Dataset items
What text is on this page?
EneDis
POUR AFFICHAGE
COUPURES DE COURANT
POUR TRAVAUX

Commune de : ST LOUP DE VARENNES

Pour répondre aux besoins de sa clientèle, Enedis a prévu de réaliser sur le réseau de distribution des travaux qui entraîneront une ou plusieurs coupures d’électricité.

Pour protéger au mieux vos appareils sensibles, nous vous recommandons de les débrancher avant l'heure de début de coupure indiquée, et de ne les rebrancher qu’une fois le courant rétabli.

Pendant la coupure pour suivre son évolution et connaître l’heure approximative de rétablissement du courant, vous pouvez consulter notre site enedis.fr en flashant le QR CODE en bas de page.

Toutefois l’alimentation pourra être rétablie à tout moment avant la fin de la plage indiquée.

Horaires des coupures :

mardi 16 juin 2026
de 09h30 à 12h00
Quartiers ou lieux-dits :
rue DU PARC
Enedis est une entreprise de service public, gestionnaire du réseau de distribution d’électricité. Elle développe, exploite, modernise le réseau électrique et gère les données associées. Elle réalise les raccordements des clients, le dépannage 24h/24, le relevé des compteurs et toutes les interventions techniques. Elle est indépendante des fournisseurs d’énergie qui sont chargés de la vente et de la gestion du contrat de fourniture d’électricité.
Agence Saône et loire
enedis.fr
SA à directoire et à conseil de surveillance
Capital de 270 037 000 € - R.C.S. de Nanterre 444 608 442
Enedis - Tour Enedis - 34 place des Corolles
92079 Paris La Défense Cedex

[What needs to be done]: Write every line of the material above again, exactly.

[In response]:
What text is on this page?
EneDis
POUR AFFICHAGE
COUPURES DE COURANT
POUR TRAVAUX

Commune de : ST LOUP DE VARENNES

Pour répondre aux besoins de sa clientèle, Enedis a prévu de réaliser sur le réseau de distribution des travaux qui entraîneront une ou plusieurs coupures d’électricité.

Pour protéger au mieux vos appareils sensibles, nous vous recommandons de les débrancher avant l'heure de début de coupure indiquée, et de ne les rebrancher qu’une fois le courant rétabli.

Pendant la coupure pour suivre son évolution et connaître l’heure approximative de rétablissement du courant, vous pouvez consulter notre site enedis.fr en flashant le QR CODE en bas de page.

Toutefois l’alimentation pourra être rétablie à tout moment avant la fin de la plage indiquée.

Horaires des coupures :

mardi 16 juin 2026
de 09h30 à 12h00
Quartiers ou lieux-dits :
rue DU PARC
Enedis est une entreprise de service public, gestionnaire du réseau de distribution d’électricité. Elle développe, exploite, modernise le réseau électrique et gère les données associées. Elle réalise les raccordements des clients, le dépannage 24h/24, le relevé des compteurs et toutes les interventions techniques. Elle est indépendante des fournisseurs d’énergie qui sont chargés de la vente et de la gestion du contrat de fourniture d’électricité.
Agence Saône et loire
enedis.fr
SA à directoire et à conseil de surveillance
Capital de 270 037 000 € - R.C.S. de Nanterre 444 608 442
Enedis - Tour Enedis - 34 place des Corolles
92079 Paris La Défense Cedex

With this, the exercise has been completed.